* [Stated exercise]
Single out each line with the word "watermark" and copy it.

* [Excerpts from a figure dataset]
********************

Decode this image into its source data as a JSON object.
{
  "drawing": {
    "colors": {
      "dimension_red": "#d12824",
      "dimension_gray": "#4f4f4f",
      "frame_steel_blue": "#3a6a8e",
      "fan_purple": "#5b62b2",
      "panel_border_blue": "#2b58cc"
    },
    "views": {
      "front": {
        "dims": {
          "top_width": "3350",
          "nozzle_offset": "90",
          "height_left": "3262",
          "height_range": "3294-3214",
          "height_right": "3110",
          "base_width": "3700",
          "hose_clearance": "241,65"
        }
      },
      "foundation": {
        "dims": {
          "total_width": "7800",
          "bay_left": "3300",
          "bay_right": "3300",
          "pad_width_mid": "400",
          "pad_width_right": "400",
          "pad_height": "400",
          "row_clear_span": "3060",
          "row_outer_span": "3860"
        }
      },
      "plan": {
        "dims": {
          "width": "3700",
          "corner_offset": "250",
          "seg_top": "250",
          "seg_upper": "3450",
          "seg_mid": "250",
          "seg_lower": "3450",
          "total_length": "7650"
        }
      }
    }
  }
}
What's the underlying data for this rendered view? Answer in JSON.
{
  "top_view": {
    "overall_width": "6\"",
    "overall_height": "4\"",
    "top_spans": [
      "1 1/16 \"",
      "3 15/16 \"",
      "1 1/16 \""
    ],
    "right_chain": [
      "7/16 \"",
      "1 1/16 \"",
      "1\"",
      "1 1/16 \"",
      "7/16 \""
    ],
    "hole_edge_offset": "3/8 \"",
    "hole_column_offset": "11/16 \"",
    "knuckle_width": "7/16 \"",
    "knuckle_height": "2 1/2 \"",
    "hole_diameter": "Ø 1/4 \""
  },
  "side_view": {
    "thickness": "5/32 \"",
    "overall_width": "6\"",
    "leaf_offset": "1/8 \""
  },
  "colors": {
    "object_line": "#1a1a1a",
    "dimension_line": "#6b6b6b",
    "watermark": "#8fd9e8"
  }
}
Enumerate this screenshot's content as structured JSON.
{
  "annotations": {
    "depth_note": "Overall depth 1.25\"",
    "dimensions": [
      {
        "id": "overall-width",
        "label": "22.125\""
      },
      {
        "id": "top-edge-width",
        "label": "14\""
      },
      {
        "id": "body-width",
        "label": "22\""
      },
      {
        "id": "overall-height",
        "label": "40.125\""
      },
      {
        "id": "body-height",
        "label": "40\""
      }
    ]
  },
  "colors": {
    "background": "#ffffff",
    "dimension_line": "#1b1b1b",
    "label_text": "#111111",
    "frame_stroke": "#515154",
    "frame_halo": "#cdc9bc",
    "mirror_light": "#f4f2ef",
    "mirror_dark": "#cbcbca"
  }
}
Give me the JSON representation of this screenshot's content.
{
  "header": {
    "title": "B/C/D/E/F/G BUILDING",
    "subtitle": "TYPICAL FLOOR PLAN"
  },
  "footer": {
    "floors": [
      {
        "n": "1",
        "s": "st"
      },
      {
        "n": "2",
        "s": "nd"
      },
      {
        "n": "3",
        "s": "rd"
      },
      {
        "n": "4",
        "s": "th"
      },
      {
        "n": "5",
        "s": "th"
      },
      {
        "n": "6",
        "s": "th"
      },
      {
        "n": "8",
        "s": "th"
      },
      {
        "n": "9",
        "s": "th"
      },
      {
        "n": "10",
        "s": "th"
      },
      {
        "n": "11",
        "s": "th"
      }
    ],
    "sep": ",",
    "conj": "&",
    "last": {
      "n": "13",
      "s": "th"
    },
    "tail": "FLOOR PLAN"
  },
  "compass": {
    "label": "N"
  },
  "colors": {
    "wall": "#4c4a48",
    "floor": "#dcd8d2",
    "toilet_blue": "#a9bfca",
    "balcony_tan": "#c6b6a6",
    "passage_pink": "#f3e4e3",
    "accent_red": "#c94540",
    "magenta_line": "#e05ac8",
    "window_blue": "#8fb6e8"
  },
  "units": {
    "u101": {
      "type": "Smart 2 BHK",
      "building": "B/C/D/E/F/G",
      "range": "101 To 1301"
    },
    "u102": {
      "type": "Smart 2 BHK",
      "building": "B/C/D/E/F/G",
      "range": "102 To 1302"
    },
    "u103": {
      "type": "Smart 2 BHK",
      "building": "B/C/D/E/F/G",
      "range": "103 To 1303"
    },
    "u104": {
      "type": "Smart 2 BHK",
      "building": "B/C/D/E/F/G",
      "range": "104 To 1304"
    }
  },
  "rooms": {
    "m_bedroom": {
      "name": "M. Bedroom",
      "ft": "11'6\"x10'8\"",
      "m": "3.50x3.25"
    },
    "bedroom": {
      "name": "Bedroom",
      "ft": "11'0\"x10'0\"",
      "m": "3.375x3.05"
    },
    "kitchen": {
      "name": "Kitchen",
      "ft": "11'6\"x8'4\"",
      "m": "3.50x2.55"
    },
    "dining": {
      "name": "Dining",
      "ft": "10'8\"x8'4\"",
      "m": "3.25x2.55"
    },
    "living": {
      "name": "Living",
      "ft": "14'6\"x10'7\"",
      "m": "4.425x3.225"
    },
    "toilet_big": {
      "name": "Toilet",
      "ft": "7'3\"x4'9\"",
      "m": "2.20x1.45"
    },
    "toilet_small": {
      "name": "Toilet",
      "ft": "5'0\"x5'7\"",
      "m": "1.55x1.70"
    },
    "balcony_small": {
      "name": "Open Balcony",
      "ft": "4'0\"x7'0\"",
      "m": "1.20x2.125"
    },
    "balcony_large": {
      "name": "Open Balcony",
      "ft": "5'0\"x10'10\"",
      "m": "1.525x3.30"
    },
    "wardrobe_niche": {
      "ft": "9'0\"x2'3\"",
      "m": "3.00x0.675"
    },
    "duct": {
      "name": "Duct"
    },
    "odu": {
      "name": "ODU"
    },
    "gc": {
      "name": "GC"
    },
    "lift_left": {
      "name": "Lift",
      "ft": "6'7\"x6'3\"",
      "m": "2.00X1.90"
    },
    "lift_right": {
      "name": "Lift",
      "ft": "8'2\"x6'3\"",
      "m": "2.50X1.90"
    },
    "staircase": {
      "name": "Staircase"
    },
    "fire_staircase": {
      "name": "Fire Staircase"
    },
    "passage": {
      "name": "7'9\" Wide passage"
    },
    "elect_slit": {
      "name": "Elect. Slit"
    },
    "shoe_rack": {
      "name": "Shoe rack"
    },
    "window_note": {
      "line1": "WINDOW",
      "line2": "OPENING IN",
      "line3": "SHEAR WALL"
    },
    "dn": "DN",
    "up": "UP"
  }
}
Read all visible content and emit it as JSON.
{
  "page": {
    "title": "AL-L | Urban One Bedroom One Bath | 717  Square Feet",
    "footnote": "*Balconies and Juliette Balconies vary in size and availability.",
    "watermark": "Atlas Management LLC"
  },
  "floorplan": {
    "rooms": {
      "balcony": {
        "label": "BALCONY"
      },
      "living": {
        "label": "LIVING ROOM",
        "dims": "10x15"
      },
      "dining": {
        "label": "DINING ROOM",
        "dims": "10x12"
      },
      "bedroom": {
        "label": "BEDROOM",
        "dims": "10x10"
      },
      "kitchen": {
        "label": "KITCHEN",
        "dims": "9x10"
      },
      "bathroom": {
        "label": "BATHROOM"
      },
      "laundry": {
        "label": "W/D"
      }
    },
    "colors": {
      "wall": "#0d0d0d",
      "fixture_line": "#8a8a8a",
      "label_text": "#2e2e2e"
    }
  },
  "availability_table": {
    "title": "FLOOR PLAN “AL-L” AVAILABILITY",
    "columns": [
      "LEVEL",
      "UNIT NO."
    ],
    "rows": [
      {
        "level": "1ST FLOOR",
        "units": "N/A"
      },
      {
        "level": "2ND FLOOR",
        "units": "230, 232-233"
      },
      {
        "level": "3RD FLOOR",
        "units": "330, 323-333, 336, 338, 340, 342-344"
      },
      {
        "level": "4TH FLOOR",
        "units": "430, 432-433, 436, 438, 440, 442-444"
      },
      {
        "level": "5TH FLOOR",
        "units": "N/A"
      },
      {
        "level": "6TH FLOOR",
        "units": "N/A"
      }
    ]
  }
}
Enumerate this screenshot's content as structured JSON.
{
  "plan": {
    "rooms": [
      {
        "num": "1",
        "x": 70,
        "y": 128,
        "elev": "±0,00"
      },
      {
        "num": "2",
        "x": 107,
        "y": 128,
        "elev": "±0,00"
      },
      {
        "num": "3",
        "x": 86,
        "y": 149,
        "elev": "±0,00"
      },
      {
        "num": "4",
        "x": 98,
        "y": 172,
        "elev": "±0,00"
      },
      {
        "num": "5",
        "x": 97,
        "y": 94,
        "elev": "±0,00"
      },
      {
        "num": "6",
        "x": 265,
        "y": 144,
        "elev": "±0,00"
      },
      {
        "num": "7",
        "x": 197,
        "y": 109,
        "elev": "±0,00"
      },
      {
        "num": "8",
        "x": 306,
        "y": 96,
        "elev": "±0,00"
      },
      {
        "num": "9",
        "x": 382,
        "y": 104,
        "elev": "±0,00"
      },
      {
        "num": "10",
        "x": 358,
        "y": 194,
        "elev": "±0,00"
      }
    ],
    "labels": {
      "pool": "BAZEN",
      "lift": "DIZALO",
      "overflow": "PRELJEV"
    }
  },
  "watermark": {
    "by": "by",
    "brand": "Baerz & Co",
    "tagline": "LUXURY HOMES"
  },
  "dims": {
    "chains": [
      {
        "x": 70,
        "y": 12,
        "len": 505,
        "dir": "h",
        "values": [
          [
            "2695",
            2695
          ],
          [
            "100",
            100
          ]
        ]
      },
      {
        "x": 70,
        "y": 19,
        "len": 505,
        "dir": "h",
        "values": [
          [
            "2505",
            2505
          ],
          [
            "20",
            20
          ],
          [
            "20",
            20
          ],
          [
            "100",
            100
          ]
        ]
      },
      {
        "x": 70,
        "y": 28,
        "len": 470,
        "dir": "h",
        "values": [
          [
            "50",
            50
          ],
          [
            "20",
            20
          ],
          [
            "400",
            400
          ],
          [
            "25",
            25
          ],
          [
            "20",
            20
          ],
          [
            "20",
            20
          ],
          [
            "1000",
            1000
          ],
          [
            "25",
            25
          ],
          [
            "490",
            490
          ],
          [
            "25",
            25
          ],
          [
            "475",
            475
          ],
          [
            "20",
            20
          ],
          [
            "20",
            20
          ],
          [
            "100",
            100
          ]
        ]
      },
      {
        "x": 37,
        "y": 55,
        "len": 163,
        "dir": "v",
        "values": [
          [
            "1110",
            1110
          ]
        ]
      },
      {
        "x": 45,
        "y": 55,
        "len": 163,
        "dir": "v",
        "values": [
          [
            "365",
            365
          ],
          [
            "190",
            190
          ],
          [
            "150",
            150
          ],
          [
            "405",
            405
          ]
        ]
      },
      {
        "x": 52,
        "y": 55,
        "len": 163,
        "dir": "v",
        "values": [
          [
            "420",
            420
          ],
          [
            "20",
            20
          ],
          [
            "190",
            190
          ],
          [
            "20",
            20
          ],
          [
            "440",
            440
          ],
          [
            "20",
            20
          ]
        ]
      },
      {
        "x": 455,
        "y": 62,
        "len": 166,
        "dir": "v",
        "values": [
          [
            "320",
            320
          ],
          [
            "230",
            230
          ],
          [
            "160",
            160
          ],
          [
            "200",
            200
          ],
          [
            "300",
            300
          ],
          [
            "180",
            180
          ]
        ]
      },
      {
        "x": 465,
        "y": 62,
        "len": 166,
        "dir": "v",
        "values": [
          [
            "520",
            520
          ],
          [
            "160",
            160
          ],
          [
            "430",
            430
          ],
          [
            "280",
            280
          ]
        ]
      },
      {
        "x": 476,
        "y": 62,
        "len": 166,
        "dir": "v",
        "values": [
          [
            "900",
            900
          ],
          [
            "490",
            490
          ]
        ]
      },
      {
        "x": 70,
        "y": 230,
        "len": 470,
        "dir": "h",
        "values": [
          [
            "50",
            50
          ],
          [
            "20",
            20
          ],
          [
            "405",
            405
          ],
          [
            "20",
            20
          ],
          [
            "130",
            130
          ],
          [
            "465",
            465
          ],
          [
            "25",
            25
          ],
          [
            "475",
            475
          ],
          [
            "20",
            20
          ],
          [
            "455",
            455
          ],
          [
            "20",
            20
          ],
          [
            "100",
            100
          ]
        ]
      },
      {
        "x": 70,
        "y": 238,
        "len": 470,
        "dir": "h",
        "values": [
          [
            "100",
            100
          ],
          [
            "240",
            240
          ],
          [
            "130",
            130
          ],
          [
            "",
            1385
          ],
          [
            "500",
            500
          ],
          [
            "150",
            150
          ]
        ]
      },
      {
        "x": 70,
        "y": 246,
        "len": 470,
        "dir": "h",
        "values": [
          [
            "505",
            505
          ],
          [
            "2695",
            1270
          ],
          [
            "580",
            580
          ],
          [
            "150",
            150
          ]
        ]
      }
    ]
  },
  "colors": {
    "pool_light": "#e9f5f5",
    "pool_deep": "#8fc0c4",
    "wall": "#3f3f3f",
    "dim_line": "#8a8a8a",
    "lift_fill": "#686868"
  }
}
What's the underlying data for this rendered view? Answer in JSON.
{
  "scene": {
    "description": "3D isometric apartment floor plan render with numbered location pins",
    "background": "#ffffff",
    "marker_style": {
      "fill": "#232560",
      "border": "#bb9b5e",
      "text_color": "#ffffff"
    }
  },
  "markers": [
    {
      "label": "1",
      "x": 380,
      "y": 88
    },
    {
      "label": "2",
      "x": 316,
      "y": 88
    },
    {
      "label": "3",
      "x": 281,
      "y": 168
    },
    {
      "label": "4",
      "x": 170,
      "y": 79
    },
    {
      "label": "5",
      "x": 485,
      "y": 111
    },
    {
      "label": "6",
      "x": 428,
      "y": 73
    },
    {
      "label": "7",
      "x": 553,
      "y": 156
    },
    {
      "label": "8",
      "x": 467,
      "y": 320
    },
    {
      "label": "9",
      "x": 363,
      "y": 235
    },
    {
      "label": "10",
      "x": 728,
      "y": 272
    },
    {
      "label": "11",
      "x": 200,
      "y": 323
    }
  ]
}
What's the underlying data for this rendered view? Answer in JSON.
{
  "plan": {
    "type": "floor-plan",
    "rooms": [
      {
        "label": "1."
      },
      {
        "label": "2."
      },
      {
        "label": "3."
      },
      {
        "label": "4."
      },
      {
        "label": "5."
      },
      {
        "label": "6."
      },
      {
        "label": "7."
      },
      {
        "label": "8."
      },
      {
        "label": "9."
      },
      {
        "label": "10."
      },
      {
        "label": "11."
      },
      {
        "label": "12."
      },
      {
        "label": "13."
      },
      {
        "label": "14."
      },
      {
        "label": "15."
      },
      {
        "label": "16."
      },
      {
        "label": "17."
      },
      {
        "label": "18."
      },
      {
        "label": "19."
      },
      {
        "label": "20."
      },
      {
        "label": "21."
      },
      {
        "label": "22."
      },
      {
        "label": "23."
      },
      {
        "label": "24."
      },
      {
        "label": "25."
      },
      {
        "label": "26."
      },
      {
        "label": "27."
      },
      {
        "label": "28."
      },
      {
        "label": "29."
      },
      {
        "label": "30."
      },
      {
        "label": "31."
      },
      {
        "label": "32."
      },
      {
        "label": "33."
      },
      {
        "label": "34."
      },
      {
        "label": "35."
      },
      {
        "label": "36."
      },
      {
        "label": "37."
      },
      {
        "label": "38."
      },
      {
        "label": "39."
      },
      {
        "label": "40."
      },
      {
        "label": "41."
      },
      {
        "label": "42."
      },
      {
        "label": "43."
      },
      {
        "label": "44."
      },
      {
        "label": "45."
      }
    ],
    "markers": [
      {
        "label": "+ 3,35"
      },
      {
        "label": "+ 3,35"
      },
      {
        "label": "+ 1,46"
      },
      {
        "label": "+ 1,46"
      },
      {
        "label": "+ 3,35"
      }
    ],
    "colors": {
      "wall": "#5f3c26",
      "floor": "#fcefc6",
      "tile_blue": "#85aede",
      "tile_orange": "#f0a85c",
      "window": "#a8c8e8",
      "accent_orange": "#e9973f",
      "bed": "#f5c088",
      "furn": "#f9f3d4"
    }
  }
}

********************

* [Written reply]
    "watermark": "#8fd9e8"
    "watermark": "Atlas Management LLC"
  "watermark": {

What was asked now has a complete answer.